WHAT NEEDS TO BE DONE: Reproduce the data that follows in its entirety, character for character.

MATERIAL PROVIDED:
Start

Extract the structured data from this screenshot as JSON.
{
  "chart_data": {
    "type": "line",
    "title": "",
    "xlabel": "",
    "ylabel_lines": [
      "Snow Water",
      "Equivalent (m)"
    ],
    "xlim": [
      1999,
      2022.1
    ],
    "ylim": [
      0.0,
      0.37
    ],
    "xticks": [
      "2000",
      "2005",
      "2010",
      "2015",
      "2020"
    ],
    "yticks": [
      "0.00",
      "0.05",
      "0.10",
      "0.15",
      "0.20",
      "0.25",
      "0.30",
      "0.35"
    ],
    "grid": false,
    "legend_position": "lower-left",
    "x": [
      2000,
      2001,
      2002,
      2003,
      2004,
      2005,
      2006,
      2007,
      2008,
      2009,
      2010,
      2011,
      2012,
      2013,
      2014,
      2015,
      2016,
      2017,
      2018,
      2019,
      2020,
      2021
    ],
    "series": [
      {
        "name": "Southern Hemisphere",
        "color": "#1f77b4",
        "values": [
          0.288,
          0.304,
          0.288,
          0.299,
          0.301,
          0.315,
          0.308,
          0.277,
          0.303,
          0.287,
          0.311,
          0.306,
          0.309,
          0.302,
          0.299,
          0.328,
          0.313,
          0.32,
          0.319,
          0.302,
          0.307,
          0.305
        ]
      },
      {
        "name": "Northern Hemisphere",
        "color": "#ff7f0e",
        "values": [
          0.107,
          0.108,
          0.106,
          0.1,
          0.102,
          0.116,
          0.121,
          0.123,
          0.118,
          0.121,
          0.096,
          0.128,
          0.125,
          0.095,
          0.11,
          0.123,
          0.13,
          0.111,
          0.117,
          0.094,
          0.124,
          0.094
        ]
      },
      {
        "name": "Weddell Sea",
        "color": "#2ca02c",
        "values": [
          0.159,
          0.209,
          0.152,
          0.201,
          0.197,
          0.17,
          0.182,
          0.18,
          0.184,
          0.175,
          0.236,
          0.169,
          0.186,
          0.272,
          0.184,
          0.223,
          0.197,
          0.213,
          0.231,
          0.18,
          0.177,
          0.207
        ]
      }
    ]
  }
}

End

RESPONSE TO THE EXERCISE:
Extract the structured data from this screenshot as JSON.
{
  "chart_data": {
    "type": "line",
    "title": "",
    "xlabel": "",
    "ylabel_lines": [
      "Snow Water",
      "Equivalent (m)"
    ],
    "xlim": [
      1999,
      2022.1
    ],
    "ylim": [
      0.0,
      0.37
    ],
    "xticks": [
      "2000",
      "2005",
      "2010",
      "2015",
      "2020"
    ],
    "yticks": [
      "0.00",
      "0.05",
      "0.10",
      "0.15",
      "0.20",
      "0.25",
      "0.30",
      "0.35"
    ],
    "grid": false,
    "legend_position": "lower-left",
    "x": [
      2000,
      2001,
      2002,
      2003,
      2004,
      2005,
      2006,
      2007,
      2008,
      2009,
      2010,
      2011,
      2012,
      2013,
      2014,
      2015,
      2016,
      2017,
      2018,
      2019,
      2020,
      2021
    ],
    "series": [
      {
        "name": "Southern Hemisphere",
        "color": "#1f77b4",
        "values": [
          0.288,
          0.304,
          0.288,
          0.299,
          0.301,
          0.315,
          0.308,
          0.277,
          0.303,
          0.287,
          0.311,
          0.306,
          0.309,
          0.302,
          0.299,
          0.328,
          0.313,
          0.32,
          0.319,
          0.302,
          0.307,
          0.305
        ]
      },
      {
        "name": "Northern Hemisphere",
        "color": "#ff7f0e",
        "values": [
          0.107,
          0.108,
          0.106,
          0.1,
          0.102,
          0.116,
          0.121,
          0.123,
          0.118,
          0.121,
          0.096,
          0.128,
          0.125,
          0.095,
          0.11,
          0.123,
          0.13,
          0.111,
          0.117,
          0.094,
          0.124,
          0.094
        ]
      },
      {
        "name": "Weddell Sea",
        "color": "#2ca02c",
        "values": [
          0.159,
          0.209,
          0.152,
          0.201,
          0.197,
          0.17,
          0.182,
          0.18,
          0.184,
          0.175,
          0.236,
          0.169,
          0.186,
          0.272,
          0.184,
          0.223,
          0.197,
          0.213,
          0.231,
          0.18,
          0.177,
          0.207
        ]
      }
    ]
  }
}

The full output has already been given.